(begin)

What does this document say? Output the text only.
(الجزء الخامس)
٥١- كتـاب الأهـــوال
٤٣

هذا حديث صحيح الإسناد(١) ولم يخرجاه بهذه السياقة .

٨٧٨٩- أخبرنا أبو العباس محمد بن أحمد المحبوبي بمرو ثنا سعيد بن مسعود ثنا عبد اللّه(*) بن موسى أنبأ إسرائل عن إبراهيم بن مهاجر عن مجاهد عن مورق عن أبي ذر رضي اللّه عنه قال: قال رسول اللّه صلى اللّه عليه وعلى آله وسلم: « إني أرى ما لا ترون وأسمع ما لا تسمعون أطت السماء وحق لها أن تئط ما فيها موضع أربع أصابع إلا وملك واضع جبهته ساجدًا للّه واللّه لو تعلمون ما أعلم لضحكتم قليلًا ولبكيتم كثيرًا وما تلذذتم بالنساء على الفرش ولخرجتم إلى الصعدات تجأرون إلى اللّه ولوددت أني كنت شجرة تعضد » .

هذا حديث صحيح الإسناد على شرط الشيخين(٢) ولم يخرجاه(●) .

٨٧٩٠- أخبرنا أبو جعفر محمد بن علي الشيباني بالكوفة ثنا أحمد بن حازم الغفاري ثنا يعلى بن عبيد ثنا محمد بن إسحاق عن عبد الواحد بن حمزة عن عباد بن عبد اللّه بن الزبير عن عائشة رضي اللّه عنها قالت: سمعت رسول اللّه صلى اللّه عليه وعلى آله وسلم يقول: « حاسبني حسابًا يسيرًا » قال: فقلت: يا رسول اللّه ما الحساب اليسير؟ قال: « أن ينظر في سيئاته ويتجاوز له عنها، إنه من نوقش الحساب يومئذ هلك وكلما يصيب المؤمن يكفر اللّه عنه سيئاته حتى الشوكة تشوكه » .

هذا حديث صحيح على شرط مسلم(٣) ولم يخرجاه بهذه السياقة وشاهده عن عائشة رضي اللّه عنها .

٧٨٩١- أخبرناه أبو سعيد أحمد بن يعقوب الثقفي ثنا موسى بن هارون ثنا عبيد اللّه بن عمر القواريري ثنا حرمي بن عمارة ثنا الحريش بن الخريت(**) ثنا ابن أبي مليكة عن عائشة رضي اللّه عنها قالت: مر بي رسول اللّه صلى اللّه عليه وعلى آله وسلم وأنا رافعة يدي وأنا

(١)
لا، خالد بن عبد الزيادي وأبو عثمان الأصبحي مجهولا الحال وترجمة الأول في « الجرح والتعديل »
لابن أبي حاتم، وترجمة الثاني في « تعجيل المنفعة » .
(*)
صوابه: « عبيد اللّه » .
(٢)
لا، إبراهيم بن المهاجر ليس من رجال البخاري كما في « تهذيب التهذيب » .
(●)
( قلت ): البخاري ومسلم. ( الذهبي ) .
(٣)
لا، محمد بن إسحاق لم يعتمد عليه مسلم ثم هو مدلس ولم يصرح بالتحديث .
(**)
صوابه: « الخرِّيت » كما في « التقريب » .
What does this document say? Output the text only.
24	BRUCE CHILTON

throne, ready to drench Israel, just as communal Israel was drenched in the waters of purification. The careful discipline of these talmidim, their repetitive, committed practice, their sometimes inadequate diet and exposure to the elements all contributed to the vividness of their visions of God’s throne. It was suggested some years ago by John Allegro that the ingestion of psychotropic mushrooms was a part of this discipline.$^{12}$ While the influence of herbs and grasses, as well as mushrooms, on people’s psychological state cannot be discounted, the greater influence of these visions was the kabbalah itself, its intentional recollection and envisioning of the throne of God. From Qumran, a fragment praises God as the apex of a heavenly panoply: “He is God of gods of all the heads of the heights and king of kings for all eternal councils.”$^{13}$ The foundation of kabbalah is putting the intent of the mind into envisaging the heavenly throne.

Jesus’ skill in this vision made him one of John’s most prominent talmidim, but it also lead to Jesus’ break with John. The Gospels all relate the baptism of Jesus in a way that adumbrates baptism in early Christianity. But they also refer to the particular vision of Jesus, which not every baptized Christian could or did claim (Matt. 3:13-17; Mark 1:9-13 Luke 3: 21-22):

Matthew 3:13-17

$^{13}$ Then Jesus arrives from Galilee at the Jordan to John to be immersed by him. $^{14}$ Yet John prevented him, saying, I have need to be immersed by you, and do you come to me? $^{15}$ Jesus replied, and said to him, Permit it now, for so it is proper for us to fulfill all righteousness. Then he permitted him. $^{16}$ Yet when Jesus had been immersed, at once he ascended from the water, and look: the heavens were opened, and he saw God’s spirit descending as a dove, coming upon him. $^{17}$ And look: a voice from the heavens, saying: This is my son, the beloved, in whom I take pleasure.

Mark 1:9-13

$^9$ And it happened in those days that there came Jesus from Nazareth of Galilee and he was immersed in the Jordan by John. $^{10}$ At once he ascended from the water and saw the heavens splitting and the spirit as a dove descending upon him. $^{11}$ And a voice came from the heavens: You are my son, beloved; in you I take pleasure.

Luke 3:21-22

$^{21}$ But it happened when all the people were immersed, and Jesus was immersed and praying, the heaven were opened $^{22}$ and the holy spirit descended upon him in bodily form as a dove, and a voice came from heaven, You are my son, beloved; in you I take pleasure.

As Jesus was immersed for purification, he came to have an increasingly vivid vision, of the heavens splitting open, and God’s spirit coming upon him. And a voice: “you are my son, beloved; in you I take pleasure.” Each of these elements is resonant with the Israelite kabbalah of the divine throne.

(end)

### WHAT YOU WILL DO
Extract each line from the listing above, please, and repeat it exactly.

### REPLY
What does this document say? Output the text only.
(الجزء الخامس)
٥١- كتـاب الأهـــوال
٤٣

هذا حديث صحيح الإسناد(١) ولم يخرجاه بهذه السياقة .

٨٧٨٩- أخبرنا أبو العباس محمد بن أحمد المحبوبي بمرو ثنا سعيد بن مسعود ثنا عبد اللّه(*) بن موسى أنبأ إسرائل عن إبراهيم بن مهاجر عن مجاهد عن مورق عن أبي ذر رضي اللّه عنه قال: قال رسول اللّه صلى اللّه عليه وعلى آله وسلم: « إني أرى ما لا ترون وأسمع ما لا تسمعون أطت السماء وحق لها أن تئط ما فيها موضع أربع أصابع إلا وملك واضع جبهته ساجدًا للّه واللّه لو تعلمون ما أعلم لضحكتم قليلًا ولبكيتم كثيرًا وما تلذذتم بالنساء على الفرش ولخرجتم إلى الصعدات تجأرون إلى اللّه ولوددت أني كنت شجرة تعضد » .

هذا حديث صحيح الإسناد على شرط الشيخين(٢) ولم يخرجاه(●) .

٨٧٩٠- أخبرنا أبو جعفر محمد بن علي الشيباني بالكوفة ثنا أحمد بن حازم الغفاري ثنا يعلى بن عبيد ثنا محمد بن إسحاق عن عبد الواحد بن حمزة عن عباد بن عبد اللّه بن الزبير عن عائشة رضي اللّه عنها قالت: سمعت رسول اللّه صلى اللّه عليه وعلى آله وسلم يقول: « حاسبني حسابًا يسيرًا » قال: فقلت: يا رسول اللّه ما الحساب اليسير؟ قال: « أن ينظر في سيئاته ويتجاوز له عنها، إنه من نوقش الحساب يومئذ هلك وكلما يصيب المؤمن يكفر اللّه عنه سيئاته حتى الشوكة تشوكه » .

هذا حديث صحيح على شرط مسلم(٣) ولم يخرجاه بهذه السياقة وشاهده عن عائشة رضي اللّه عنها .

٧٨٩١- أخبرناه أبو سعيد أحمد بن يعقوب الثقفي ثنا موسى بن هارون ثنا عبيد اللّه بن عمر القواريري ثنا حرمي بن عمارة ثنا الحريش بن الخريت(**) ثنا ابن أبي مليكة عن عائشة رضي اللّه عنها قالت: مر بي رسول اللّه صلى اللّه عليه وعلى آله وسلم وأنا رافعة يدي وأنا

(١)
لا، خالد بن عبد الزيادي وأبو عثمان الأصبحي مجهولا الحال وترجمة الأول في « الجرح والتعديل »
لابن أبي حاتم، وترجمة الثاني في « تعجيل المنفعة » .
(*)
صوابه: « عبيد اللّه » .
(٢)
لا، إبراهيم بن المهاجر ليس من رجال البخاري كما في « تهذيب التهذيب » .
(●)
( قلت ): البخاري ومسلم. ( الذهبي ) .
(٣)
لا، محمد بن إسحاق لم يعتمد عليه مسلم ثم هو مدلس ولم يصرح بالتحديث .
(**)
صوابه: « الخرِّيت » كما في « التقريب » .
What does this document say? Output the text only.
24	BRUCE CHILTON

throne, ready to drench Israel, just as communal Israel was drenched in the waters of purification. The careful discipline of these talmidim, their repetitive, committed practice, their sometimes inadequate diet and exposure to the elements all contributed to the vividness of their visions of God’s throne. It was suggested some years ago by John Allegro that the ingestion of psychotropic mushrooms was a part of this discipline.$^{12}$ While the influence of herbs and grasses, as well as mushrooms, on people’s psychological state cannot be discounted, the greater influence of these visions was the kabbalah itself, its intentional recollection and envisioning of the throne of God. From Qumran, a fragment praises God as the apex of a heavenly panoply: “He is God of gods of all the heads of the heights and king of kings for all eternal councils.”$^{13}$ The foundation of kabbalah is putting the intent of the mind into envisaging the heavenly throne.

Jesus’ skill in this vision made him one of John’s most prominent talmidim, but it also lead to Jesus’ break with John. The Gospels all relate the baptism of Jesus in a way that adumbrates baptism in early Christianity. But they also refer to the particular vision of Jesus, which not every baptized Christian could or did claim (Matt. 3:13-17; Mark 1:9-13 Luke 3: 21-22):

Matthew 3:13-17

$^{13}$ Then Jesus arrives from Galilee at the Jordan to John to be immersed by him. $^{14}$ Yet John prevented him, saying, I have need to be immersed by you, and do you come to me? $^{15}$ Jesus replied, and said to him, Permit it now, for so it is proper for us to fulfill all righteousness. Then he permitted him. $^{16}$ Yet when Jesus had been immersed, at once he ascended from the water, and look: the heavens were opened, and he saw God’s spirit descending as a dove, coming upon him. $^{17}$ And look: a voice from the heavens, saying: This is my son, the beloved, in whom I take pleasure.

Mark 1:9-13

$^9$ And it happened in those days that there came Jesus from Nazareth of Galilee and he was immersed in the Jordan by John. $^{10}$ At once he ascended from the water and saw the heavens splitting and the spirit as a dove descending upon him. $^{11}$ And a voice came from the heavens: You are my son, beloved; in you I take pleasure.

Luke 3:21-22

$^{21}$ But it happened when all the people were immersed, and Jesus was immersed and praying, the heaven were opened $^{22}$ and the holy spirit descended upon him in bodily form as a dove, and a voice came from heaven, You are my son, beloved; in you I take pleasure.

As Jesus was immersed for purification, he came to have an increasingly vivid vision, of the heavens splitting open, and God’s spirit coming upon him. And a voice: “you are my son, beloved; in you I take pleasure.” Each of these elements is resonant with the Israelite kabbalah of the divine throne.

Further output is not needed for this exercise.